◆ WHAT THE TASK REQUIRES
Locate every line in the material below that has the word "ylabel". Copy each of those lines.

◆ EXTRACTED ENTRIES
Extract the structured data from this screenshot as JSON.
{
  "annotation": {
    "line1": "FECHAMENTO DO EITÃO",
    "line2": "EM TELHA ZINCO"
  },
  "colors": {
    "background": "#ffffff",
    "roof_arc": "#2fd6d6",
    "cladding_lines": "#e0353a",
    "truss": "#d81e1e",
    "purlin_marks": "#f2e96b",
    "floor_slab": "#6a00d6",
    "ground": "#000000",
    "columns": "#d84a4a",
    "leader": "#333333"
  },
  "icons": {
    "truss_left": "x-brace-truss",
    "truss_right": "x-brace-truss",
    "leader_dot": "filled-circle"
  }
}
--
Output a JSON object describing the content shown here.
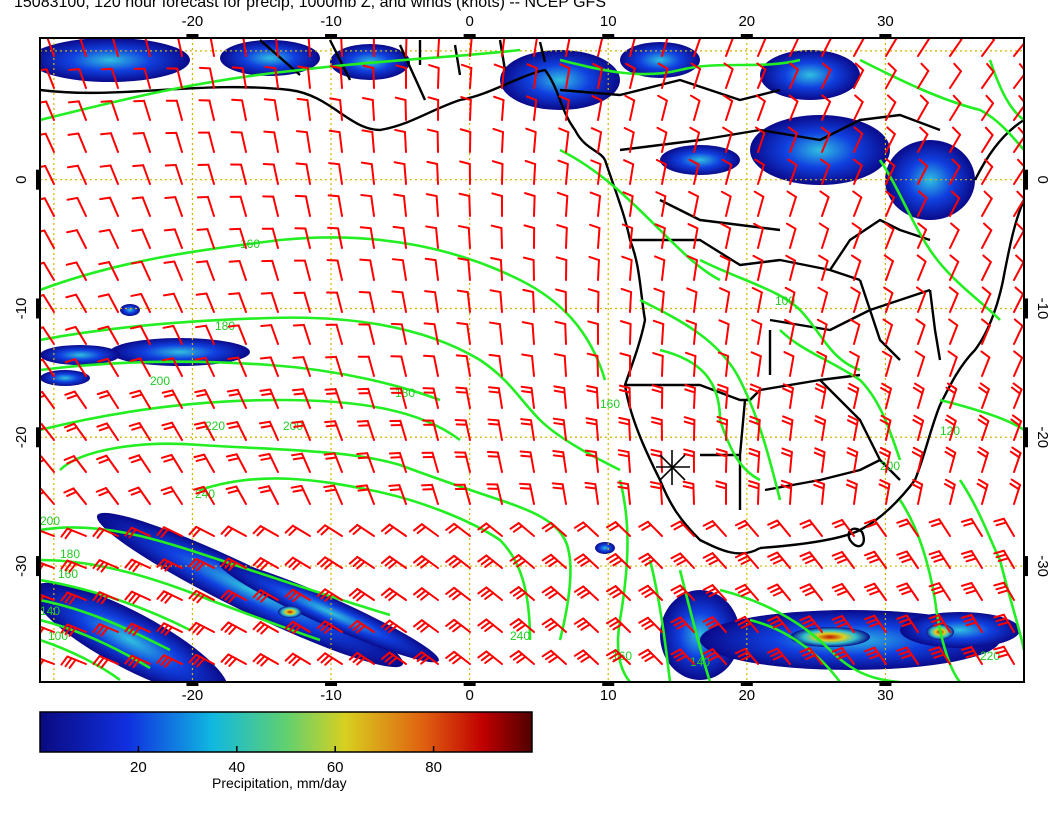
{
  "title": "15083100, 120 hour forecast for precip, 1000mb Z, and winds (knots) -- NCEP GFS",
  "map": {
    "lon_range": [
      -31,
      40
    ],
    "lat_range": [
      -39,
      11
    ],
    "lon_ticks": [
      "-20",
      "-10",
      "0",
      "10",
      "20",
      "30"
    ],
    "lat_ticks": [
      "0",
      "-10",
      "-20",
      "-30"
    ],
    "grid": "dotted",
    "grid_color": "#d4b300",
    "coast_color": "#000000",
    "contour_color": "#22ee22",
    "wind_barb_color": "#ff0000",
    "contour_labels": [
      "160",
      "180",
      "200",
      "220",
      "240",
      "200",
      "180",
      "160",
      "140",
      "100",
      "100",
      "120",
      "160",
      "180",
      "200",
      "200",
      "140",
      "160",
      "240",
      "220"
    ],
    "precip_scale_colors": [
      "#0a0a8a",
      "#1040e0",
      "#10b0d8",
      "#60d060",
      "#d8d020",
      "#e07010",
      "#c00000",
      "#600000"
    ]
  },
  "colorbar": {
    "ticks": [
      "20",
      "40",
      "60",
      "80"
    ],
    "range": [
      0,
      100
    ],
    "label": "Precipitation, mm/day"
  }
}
* * *
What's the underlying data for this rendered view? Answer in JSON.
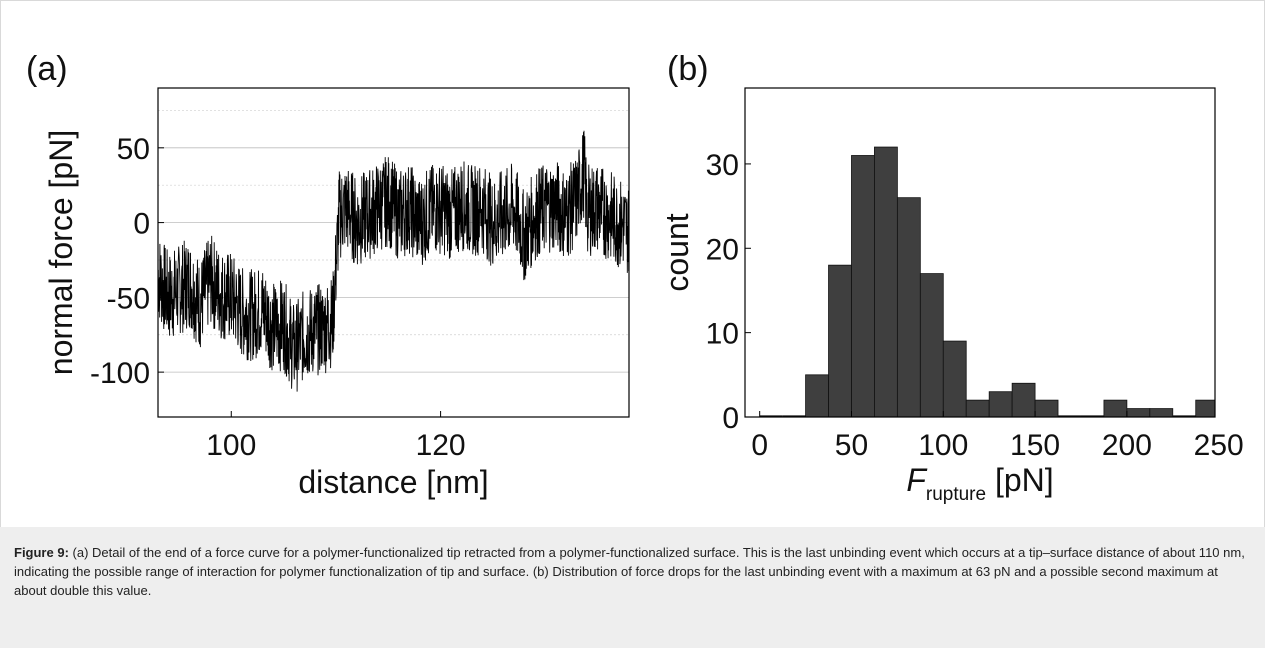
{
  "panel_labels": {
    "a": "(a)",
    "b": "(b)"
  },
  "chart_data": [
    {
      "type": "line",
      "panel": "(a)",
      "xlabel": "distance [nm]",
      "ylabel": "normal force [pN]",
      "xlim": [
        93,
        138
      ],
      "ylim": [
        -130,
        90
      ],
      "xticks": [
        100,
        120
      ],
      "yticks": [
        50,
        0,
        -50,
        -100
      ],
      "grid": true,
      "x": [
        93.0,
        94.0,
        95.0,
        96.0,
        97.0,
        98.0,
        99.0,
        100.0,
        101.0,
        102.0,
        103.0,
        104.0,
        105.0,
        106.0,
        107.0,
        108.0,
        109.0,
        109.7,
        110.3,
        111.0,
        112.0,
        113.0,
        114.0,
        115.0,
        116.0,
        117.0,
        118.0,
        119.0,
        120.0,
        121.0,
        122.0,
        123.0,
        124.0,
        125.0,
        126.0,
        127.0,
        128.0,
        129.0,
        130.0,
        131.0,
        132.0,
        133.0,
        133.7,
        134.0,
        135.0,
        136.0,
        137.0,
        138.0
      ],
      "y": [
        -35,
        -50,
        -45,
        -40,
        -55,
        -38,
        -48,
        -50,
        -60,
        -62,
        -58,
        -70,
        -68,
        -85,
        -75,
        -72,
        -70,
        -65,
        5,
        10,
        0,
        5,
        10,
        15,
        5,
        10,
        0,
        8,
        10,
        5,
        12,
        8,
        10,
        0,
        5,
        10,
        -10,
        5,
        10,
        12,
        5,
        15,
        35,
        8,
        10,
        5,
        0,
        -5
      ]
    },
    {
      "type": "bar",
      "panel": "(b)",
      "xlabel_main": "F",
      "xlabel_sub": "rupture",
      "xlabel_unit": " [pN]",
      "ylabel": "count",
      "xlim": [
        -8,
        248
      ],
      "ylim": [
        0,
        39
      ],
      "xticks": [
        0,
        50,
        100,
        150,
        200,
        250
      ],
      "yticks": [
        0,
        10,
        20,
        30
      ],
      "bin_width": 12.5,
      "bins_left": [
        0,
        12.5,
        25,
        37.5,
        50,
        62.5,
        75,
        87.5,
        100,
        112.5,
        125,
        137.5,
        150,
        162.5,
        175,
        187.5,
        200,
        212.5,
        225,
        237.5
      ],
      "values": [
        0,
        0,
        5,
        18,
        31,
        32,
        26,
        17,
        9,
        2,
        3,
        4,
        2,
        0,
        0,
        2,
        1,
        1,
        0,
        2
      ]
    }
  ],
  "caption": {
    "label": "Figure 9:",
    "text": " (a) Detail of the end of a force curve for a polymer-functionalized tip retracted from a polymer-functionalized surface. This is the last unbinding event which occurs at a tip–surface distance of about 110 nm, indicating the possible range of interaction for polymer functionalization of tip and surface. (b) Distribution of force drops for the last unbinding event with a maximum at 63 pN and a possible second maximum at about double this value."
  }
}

◆ WRITTEN RESPONSE
      "ylabel": "normal force [pN]",
      "ylabel": "count",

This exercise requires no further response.